### What this task involves
Print out the entries below with no edits.

### Saved data entries
* begin *
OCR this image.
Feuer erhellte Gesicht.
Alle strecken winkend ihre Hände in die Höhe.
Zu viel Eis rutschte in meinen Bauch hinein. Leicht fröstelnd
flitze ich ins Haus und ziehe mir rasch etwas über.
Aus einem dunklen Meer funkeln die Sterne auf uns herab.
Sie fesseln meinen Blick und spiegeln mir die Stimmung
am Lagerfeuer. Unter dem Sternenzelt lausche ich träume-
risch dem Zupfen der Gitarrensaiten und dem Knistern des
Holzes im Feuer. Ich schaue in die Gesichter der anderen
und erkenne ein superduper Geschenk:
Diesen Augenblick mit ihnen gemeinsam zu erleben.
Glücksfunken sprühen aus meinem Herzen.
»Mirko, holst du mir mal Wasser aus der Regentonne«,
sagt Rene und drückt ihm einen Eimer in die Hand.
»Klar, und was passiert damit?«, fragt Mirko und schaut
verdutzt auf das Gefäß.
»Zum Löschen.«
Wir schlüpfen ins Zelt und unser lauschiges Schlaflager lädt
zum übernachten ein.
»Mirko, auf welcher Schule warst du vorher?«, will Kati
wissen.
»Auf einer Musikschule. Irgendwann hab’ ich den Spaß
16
* end *
### Task answer
OCR this image.
Feuer erhellte Gesicht.
Alle strecken winkend ihre Hände in die Höhe.
Zu viel Eis rutschte in meinen Bauch hinein. Leicht fröstelnd
flitze ich ins Haus und ziehe mir rasch etwas über.
Aus einem dunklen Meer funkeln die Sterne auf uns herab.
Sie fesseln meinen Blick und spiegeln mir die Stimmung
am Lagerfeuer. Unter dem Sternenzelt lausche ich träume-
risch dem Zupfen der Gitarrensaiten und dem Knistern des
Holzes im Feuer. Ich schaue in die Gesichter der anderen
und erkenne ein superduper Geschenk:
Diesen Augenblick mit ihnen gemeinsam zu erleben.
Glücksfunken sprühen aus meinem Herzen.
»Mirko, holst du mir mal Wasser aus der Regentonne«,
sagt Rene und drückt ihm einen Eimer in die Hand.
»Klar, und was passiert damit?«, fragt Mirko und schaut
verdutzt auf das Gefäß.
»Zum Löschen.«
Wir schlüpfen ins Zelt und unser lauschiges Schlaflager lädt
zum übernachten ein.
»Mirko, auf welcher Schule warst du vorher?«, will Kati
wissen.
»Auf einer Musikschule. Irgendwann hab’ ich den Spaß
16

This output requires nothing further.